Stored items
▼
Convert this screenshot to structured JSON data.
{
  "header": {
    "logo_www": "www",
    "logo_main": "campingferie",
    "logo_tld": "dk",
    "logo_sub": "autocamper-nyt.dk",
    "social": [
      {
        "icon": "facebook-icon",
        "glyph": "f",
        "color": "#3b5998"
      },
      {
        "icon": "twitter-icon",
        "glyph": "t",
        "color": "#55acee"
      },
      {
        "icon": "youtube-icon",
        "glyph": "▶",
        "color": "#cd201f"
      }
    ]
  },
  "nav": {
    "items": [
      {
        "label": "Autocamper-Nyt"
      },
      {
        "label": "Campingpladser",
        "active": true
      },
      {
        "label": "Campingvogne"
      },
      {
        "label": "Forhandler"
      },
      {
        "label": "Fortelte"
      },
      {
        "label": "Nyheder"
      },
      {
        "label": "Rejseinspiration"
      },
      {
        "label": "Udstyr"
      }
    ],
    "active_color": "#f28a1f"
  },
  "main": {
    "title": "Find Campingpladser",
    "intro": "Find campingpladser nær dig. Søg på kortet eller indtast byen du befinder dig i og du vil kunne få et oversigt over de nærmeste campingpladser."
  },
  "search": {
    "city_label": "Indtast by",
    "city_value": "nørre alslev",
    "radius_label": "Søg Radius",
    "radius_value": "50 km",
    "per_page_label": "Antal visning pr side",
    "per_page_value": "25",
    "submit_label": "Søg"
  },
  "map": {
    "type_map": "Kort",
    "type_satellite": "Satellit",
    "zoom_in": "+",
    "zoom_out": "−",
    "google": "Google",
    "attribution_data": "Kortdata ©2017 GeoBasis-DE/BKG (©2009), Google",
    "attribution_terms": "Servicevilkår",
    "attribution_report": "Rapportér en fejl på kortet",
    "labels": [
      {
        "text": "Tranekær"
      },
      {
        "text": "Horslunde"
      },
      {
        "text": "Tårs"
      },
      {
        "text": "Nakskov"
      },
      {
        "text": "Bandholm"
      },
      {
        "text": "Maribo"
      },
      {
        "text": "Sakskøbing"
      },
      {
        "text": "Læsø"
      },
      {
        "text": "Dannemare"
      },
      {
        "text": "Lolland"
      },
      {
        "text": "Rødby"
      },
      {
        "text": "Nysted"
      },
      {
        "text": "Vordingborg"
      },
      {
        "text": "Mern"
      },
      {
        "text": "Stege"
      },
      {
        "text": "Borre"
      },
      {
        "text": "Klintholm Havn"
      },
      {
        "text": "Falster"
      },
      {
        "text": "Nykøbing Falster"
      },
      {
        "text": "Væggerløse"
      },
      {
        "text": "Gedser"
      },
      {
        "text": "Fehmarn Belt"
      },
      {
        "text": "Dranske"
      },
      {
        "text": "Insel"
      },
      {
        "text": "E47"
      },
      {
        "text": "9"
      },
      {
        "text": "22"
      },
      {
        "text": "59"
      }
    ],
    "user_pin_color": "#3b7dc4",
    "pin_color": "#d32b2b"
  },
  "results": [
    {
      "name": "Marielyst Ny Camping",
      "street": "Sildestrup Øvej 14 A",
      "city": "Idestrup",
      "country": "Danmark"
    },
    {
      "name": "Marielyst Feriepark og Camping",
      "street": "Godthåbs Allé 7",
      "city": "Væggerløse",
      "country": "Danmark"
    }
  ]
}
▲
PROBLEM – Quote the material exactly, leaving nothing out.

EXERCISE ANSWER –
Convert this screenshot to structured JSON data.
{
  "header": {
    "logo_www": "www",
    "logo_main": "campingferie",
    "logo_tld": "dk",
    "logo_sub": "autocamper-nyt.dk",
    "social": [
      {
        "icon": "facebook-icon",
        "glyph": "f",
        "color": "#3b5998"
      },
      {
        "icon": "twitter-icon",
        "glyph": "t",
        "color": "#55acee"
      },
      {
        "icon": "youtube-icon",
        "glyph": "▶",
        "color": "#cd201f"
      }
    ]
  },
  "nav": {
    "items": [
      {
        "label": "Autocamper-Nyt"
      },
      {
        "label": "Campingpladser",
        "active": true
      },
      {
        "label": "Campingvogne"
      },
      {
        "label": "Forhandler"
      },
      {
        "label": "Fortelte"
      },
      {
        "label": "Nyheder"
      },
      {
        "label": "Rejseinspiration"
      },
      {
        "label": "Udstyr"
      }
    ],
    "active_color": "#f28a1f"
  },
  "main": {
    "title": "Find Campingpladser",
    "intro": "Find campingpladser nær dig. Søg på kortet eller indtast byen du befinder dig i og du vil kunne få et oversigt over de nærmeste campingpladser."
  },
  "search": {
    "city_label": "Indtast by",
    "city_value": "nørre alslev",
    "radius_label": "Søg Radius",
    "radius_value": "50 km",
    "per_page_label": "Antal visning pr side",
    "per_page_value": "25",
    "submit_label": "Søg"
  },
  "map": {
    "type_map": "Kort",
    "type_satellite": "Satellit",
    "zoom_in": "+",
    "zoom_out": "−",
    "google": "Google",
    "attribution_data": "Kortdata ©2017 GeoBasis-DE/BKG (©2009), Google",
    "attribution_terms": "Servicevilkår",
    "attribution_report": "Rapportér en fejl på kortet",
    "labels": [
      {
        "text": "Tranekær"
      },
      {
        "text": "Horslunde"
      },
      {
        "text": "Tårs"
      },
      {
        "text": "Nakskov"
      },
      {
        "text": "Bandholm"
      },
      {
        "text": "Maribo"
      },
      {
        "text": "Sakskøbing"
      },
      {
        "text": "Læsø"
      },
      {
        "text": "Dannemare"
      },
      {
        "text": "Lolland"
      },
      {
        "text": "Rødby"
      },
      {
        "text": "Nysted"
      },
      {
        "text": "Vordingborg"
      },
      {
        "text": "Mern"
      },
      {
        "text": "Stege"
      },
      {
        "text": "Borre"
      },
      {
        "text": "Klintholm Havn"
      },
      {
        "text": "Falster"
      },
      {
        "text": "Nykøbing Falster"
      },
      {
        "text": "Væggerløse"
      },
      {
        "text": "Gedser"
      },
      {
        "text": "Fehmarn Belt"
      },
      {
        "text": "Dranske"
      },
      {
        "text": "Insel"
      },
      {
        "text": "E47"
      },
      {
        "text": "9"
      },
      {
        "text": "22"
      },
      {
        "text": "59"
      }
    ],
    "user_pin_color": "#3b7dc4",
    "pin_color": "#d32b2b"
  },
  "results": [
    {
      "name": "Marielyst Ny Camping",
      "street": "Sildestrup Øvej 14 A",
      "city": "Idestrup",
      "country": "Danmark"
    },
    {
      "name": "Marielyst Feriepark og Camping",
      "street": "Godthåbs Allé 7",
      "city": "Væggerløse",
      "country": "Danmark"
    }
  ]
}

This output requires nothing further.